-- WRITTEN REQUEST 1 --
Answer these questions about the DDP guide:
(a) Which backend does it name for CPU?
(b) What value does its model-wrapping step give find_unused_parameters?
(c) In DDP, what does each process own?
-- WRITTEN REQUEST 2 --
Reproduce the part of the DDP guide starting at "The nccl backend" and ending at "enable distributed training.".

-- PASSAGE --

[Start]

Skip to main content
PyTorch provides powerful distributed training capabilities to scale your models across multiple GPUs and machines. This guide covers DistributedDataParallel (DDP) and FullyShardedDataParallel (FSDP) for efficient multi-GPU training.

DistributedDataParallel (DDP)

DDP is the recommended approach for multi-GPU training in PyTorch. It replicates your model across multiple processes, with each process owning a dedicated GPU.

Basic DDP Setup

1

Initialize Process Group

First, initialize the distributed process group. This establishes communication between processes.
import torch
import torch.distributed as dist
from torch.nn.parallel import DistributedDataParallel as DDP

# Initialize the process group
dist.init_process_group(
    backend='nccl',  # Use 'nccl' for GPU, 'gloo' for CPU
    init_method='env://',  # Read from environment variables
    world_size=4,  # Total number of processes
    rank=0  # Rank of this process (0 to world_size-1)
)
The nccl backend is optimized for GPU communication and provides the best performance for distributed GPU training.
2

Wrap Your Model

Wrap your model with DDP to enable distributed training.
# Create model and move to GPU
model = MyModel().to(device)

# Wrap with DDP
ddp_model = DDP(
    model,
    device_ids=[local_rank],
    output_device=local_rank,
    broadcast_buffers=True,
    find_unused_parameters=False
)
3

Train with DDP

Training loop remains similar to single-GPU training.
for epoch in range(num_epochs):
    for batch in dataloader:
        optimizer.zero_grad()
        outputs = ddp_model(batch)
        loss = criterion(outputs, targets)
        loss.backward()
        optimizer.step()

[End]

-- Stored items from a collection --

[Start]

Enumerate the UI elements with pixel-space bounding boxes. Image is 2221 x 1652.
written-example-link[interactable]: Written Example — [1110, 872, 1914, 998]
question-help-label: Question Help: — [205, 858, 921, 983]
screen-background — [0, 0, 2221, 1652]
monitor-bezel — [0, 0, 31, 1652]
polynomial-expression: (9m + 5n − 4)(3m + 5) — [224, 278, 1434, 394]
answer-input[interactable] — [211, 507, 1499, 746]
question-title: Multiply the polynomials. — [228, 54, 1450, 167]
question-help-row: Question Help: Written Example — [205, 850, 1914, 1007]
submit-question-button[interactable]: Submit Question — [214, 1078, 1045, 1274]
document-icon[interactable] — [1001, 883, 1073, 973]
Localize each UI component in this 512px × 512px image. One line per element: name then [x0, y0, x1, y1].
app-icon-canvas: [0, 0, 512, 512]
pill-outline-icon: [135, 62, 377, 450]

[End]

-- EXPECTED ANSWER 1 --
(a) 'gloo'
(b) False
(c) A dedicated GPU

-- EXPECTED ANSWER 2 --
The nccl backend is optimized for GPU communication and provides the best performance for distributed GPU training.
2

Wrap Your Model

Wrap your model with DDP to enable distributed training.